Material provided —
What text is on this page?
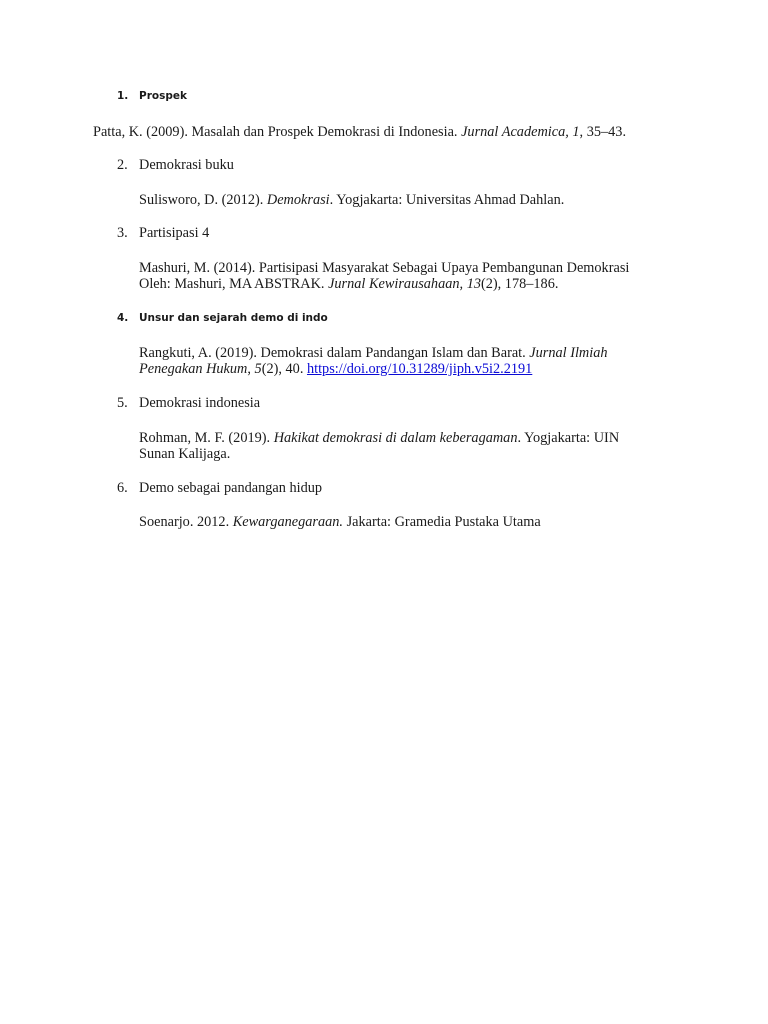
1. Prospek
Patta, K. (2009). Masalah dan Prospek Demokrasi di Indonesia. Jurnal Academica, 1, 35–43.
2. Demokrasi buku
Sulisworo, D. (2012). Demokrasi. Yogjakarta: Universitas Ahmad Dahlan.
3. Partisipasi 4
Mashuri, M. (2014). Partisipasi Masyarakat Sebagai Upaya Pembangunan Demokrasi
Oleh: Mashuri, MA ABSTRAK. Jurnal Kewirausahaan, 13(2), 178–186.
4. Unsur dan sejarah demo di indo
Rangkuti, A. (2019). Demokrasi dalam Pandangan Islam dan Barat. Jurnal Ilmiah
Penegakan Hukum, 5(2), 40. https://doi.org/10.31289/jiph.v5i2.2191
5. Demokrasi indonesia
Rohman, M. F. (2019). Hakikat demokrasi di dalam keberagaman. Yogjakarta: UIN
Sunan Kalijaga.
6. Demo sebagai pandangan hidup
Soenarjo. 2012. Kewarganegaraan. Jakarta: Gramedia Pustaka Utama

Exercise instructions — Copy the whole of the material above exactly, but not its images.

Task response —
What text is on this page?
1. Prospek
Patta, K. (2009). Masalah dan Prospek Demokrasi di Indonesia. Jurnal Academica, 1, 35–43.
2. Demokrasi buku
Sulisworo, D. (2012). Demokrasi. Yogjakarta: Universitas Ahmad Dahlan.
3. Partisipasi 4
Mashuri, M. (2014). Partisipasi Masyarakat Sebagai Upaya Pembangunan Demokrasi
Oleh: Mashuri, MA ABSTRAK. Jurnal Kewirausahaan, 13(2), 178–186.
4. Unsur dan sejarah demo di indo
Rangkuti, A. (2019). Demokrasi dalam Pandangan Islam dan Barat. Jurnal Ilmiah
Penegakan Hukum, 5(2), 40. https://doi.org/10.31289/jiph.v5i2.2191
5. Demokrasi indonesia
Rohman, M. F. (2019). Hakikat demokrasi di dalam keberagaman. Yogjakarta: UIN
Sunan Kalijaga.
6. Demo sebagai pandangan hidup
Soenarjo. 2012. Kewarganegaraan. Jakarta: Gramedia Pustaka Utama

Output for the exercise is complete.